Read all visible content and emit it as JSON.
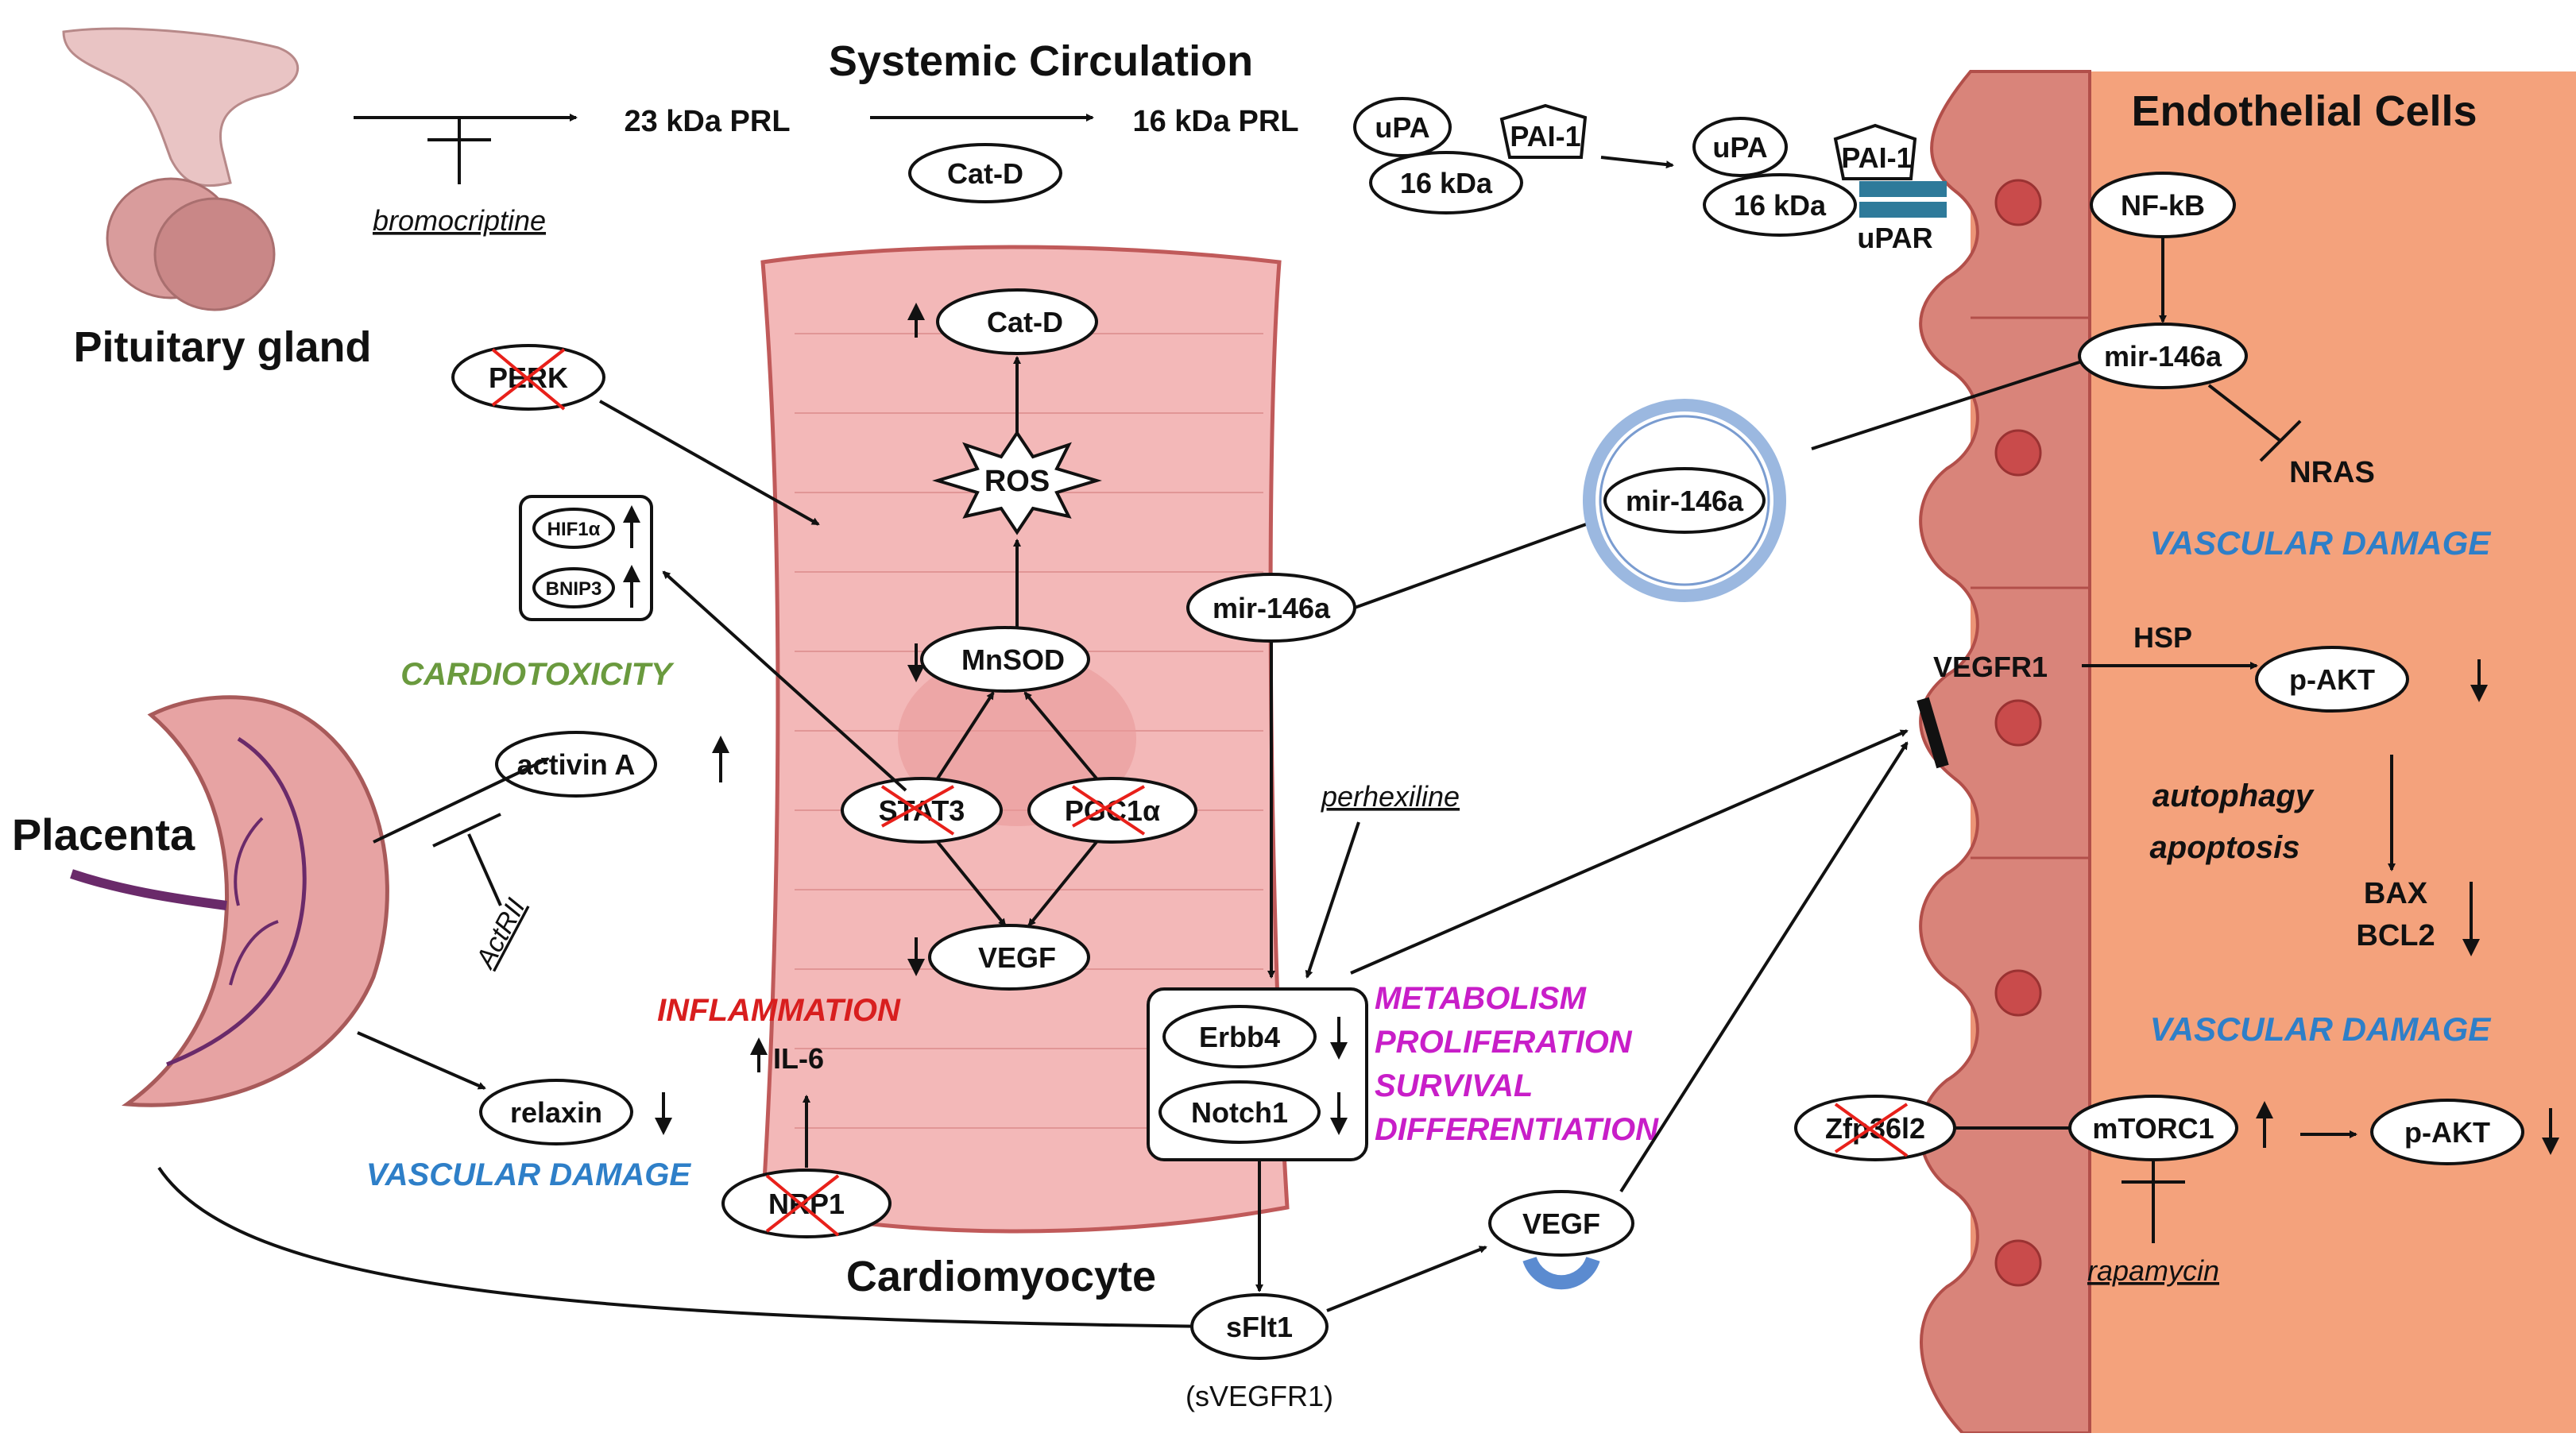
{
  "headings": {
    "systemic": "Systemic Circulation",
    "endothelial": "Endothelial Cells",
    "pituitary": "Pituitary gland",
    "placenta": "Placenta",
    "cardiomyocyte": "Cardiomyocyte"
  },
  "drugs": {
    "bromocriptine": "bromocriptine",
    "actrii": "ActRII",
    "perhexiline": "perhexiline",
    "rapamycin": "rapamycin"
  },
  "labels": {
    "prl23": "23 kDa PRL",
    "prl16": "16 kDa PRL",
    "catd_sys": "Cat-D",
    "upa1": "uPA",
    "kda1": "16 kDa",
    "pai1": "PAI-1",
    "upa2": "uPA",
    "kda2": "16 kDa",
    "pai2": "PAI-1",
    "upar": "uPAR",
    "catd": "Cat-D",
    "ros": "ROS",
    "mnsod": "MnSOD",
    "stat3": "STAT3",
    "pgc1a": "PGC1α",
    "vegf_cm": "VEGF",
    "perk": "PERK",
    "hif1a": "HIF1α",
    "bnip3": "BNIP3",
    "activin": "activin A",
    "relaxin": "relaxin",
    "il6": "IL-6",
    "nrp1": "NRP1",
    "mir_cm": "mir-146a",
    "mir_vesicle": "mir-146a",
    "erbb4": "Erbb4",
    "notch1": "Notch1",
    "sflt1": "sFlt1",
    "svegfr1": "(sVEGFR1)",
    "vegf_free": "VEGF",
    "nfkb": "NF-kB",
    "mir_ec": "mir-146a",
    "nras": "NRAS",
    "vegfr1": "VEGFR1",
    "hsp": "HSP",
    "pakt1": "p-AKT",
    "bax": "BAX",
    "bcl2": "BCL2",
    "zfp": "Zfp36l2",
    "mtorc1": "mTORC1",
    "pakt2": "p-AKT"
  },
  "effects": {
    "cardiotoxicity": "CARDIOTOXICITY",
    "inflammation": "INFLAMMATION",
    "vascular_left": "VASCULAR DAMAGE",
    "vascular_ec1": "VASCULAR DAMAGE",
    "vascular_ec2": "VASCULAR DAMAGE",
    "metabolism": "METABOLISM",
    "proliferation": "PROLIFERATION",
    "survival": "SURVIVAL",
    "differentiation": "DIFFERENTIATION",
    "autophagy": "autophagy",
    "apoptosis": "apoptosis"
  },
  "colors": {
    "cardiotoxicity": "#6a9a3e",
    "inflammation": "#d81e1e",
    "vascular": "#2e7fc8",
    "process": "#c81ec8",
    "inhibited_cross": "#e8201a",
    "endothelium": "#f4a27c",
    "endothelium_border": "#c0504d",
    "cardiomyocyte": "#f3b8b8",
    "vesicle": "#9bb8e0",
    "receptor": "#2e7a9a"
  }
}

::::

Exercise aim - Your task is to copy every line in the entries that holds the string "cardiotoxicity".

Written reply -
    "cardiotoxicity": "CARDIOTOXICITY",
    "cardiotoxicity": "#6a9a3e",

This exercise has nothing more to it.